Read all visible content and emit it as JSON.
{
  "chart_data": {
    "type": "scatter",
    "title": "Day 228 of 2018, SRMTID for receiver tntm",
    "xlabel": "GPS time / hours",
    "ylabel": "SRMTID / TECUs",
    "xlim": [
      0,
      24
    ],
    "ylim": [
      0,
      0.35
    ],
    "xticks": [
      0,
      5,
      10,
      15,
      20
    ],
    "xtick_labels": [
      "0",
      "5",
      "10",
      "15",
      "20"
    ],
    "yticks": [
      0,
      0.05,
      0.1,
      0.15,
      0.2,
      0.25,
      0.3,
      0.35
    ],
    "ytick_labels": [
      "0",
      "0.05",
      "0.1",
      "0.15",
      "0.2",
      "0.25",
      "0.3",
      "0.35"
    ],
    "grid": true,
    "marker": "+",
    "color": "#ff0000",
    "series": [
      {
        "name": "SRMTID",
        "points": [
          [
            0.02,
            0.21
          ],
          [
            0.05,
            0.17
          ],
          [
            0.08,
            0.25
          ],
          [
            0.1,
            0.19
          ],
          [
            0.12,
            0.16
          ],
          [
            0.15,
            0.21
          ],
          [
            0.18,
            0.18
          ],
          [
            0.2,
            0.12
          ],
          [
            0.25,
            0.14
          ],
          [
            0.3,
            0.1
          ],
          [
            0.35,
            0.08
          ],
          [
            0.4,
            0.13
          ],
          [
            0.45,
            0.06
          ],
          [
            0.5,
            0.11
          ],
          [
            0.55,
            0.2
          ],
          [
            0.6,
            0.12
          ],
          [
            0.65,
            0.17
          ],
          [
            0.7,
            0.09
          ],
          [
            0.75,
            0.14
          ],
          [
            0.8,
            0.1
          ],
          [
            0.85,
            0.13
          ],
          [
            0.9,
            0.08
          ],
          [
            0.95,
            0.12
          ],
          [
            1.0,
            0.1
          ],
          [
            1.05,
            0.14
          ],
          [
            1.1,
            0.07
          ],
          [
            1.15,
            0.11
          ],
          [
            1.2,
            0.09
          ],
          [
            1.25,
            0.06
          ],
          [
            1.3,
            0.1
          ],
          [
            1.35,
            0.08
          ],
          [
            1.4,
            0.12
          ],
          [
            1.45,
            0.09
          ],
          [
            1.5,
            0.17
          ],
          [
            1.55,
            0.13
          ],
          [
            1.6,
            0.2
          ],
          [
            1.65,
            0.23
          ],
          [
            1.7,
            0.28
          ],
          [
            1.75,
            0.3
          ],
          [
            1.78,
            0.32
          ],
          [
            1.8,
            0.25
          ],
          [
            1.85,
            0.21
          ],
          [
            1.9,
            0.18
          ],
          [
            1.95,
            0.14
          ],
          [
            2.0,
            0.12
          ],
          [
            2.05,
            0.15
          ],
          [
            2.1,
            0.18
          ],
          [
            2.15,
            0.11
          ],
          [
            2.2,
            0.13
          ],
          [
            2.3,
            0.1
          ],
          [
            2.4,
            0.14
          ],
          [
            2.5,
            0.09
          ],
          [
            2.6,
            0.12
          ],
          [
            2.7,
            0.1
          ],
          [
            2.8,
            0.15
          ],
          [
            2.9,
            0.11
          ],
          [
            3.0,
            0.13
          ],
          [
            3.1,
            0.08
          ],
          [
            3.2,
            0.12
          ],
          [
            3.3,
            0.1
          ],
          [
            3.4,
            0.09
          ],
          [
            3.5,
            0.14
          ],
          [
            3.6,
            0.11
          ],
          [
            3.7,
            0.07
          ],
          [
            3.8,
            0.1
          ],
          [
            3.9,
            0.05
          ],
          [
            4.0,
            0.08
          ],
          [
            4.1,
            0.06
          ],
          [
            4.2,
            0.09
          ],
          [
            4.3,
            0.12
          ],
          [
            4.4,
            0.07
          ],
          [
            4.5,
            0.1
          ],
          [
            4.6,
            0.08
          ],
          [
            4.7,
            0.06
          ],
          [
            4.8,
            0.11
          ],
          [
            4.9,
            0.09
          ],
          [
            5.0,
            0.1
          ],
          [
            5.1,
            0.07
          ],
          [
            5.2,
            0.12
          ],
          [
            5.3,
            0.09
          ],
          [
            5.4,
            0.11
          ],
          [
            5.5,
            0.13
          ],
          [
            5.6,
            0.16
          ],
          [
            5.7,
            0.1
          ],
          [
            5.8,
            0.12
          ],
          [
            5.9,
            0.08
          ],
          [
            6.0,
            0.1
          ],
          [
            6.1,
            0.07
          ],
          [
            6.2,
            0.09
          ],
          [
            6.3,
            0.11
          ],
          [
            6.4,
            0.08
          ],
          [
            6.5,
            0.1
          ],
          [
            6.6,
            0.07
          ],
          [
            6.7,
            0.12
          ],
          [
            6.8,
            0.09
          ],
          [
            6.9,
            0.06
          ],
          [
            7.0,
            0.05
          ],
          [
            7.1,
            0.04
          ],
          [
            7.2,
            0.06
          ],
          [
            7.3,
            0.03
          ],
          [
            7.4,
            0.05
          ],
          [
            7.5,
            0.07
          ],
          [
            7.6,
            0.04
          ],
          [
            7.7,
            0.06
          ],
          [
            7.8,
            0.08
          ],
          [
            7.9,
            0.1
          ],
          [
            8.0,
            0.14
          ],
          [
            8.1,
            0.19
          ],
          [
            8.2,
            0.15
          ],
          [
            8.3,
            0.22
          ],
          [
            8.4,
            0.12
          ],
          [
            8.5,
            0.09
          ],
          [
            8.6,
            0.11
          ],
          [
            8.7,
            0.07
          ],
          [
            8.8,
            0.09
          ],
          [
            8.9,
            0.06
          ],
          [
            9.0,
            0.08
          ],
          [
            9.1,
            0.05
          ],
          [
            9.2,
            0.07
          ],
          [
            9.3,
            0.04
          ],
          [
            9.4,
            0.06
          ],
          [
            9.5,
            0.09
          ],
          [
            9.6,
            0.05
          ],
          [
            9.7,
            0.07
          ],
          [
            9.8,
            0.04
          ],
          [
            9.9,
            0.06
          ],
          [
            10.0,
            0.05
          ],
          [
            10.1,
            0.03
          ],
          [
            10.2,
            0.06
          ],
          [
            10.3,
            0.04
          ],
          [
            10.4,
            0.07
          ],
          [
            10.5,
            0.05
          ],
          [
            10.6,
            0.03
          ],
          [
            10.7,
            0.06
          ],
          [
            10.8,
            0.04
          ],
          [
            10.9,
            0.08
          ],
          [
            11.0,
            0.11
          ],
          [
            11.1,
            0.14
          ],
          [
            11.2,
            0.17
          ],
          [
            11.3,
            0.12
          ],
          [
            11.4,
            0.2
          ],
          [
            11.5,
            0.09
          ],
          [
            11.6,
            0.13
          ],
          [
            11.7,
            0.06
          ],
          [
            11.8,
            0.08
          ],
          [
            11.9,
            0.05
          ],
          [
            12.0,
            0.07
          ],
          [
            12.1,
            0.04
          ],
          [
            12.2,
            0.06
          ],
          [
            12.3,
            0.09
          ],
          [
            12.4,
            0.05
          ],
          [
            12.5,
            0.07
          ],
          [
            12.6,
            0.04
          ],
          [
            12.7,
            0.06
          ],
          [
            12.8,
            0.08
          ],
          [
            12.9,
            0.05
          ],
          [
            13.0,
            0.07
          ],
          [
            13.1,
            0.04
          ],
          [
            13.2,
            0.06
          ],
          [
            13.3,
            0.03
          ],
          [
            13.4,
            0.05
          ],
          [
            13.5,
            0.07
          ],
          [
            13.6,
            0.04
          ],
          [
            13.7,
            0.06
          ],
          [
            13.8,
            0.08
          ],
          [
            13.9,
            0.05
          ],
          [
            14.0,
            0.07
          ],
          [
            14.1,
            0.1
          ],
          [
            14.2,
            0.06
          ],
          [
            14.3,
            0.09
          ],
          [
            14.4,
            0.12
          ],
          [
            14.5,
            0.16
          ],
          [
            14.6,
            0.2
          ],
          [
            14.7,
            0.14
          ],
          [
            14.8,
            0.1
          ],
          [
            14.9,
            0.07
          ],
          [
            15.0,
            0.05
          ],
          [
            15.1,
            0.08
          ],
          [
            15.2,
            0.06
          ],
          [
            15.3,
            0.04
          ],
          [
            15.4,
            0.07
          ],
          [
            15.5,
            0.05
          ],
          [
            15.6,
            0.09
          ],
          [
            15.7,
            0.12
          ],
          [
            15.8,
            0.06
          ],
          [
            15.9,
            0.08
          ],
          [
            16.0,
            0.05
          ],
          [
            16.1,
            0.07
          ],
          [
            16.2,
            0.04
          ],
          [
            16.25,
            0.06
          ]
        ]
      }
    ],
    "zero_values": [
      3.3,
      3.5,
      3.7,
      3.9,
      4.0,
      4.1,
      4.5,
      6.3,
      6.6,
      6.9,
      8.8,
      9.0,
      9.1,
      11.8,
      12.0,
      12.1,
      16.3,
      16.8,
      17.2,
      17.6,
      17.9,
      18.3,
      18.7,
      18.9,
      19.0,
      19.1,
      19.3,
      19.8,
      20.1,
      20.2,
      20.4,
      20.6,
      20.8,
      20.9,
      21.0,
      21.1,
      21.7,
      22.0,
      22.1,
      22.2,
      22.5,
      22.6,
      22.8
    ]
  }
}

▬▬▬▬▬▬

### What needs to be done
Pick out the lines that have the word "SRMTID". Copy them all.

### Solution to this task
    "title": "Day 228 of 2018, SRMTID for receiver tntm",
    "ylabel": "SRMTID / TECUs",
        "name": "SRMTID",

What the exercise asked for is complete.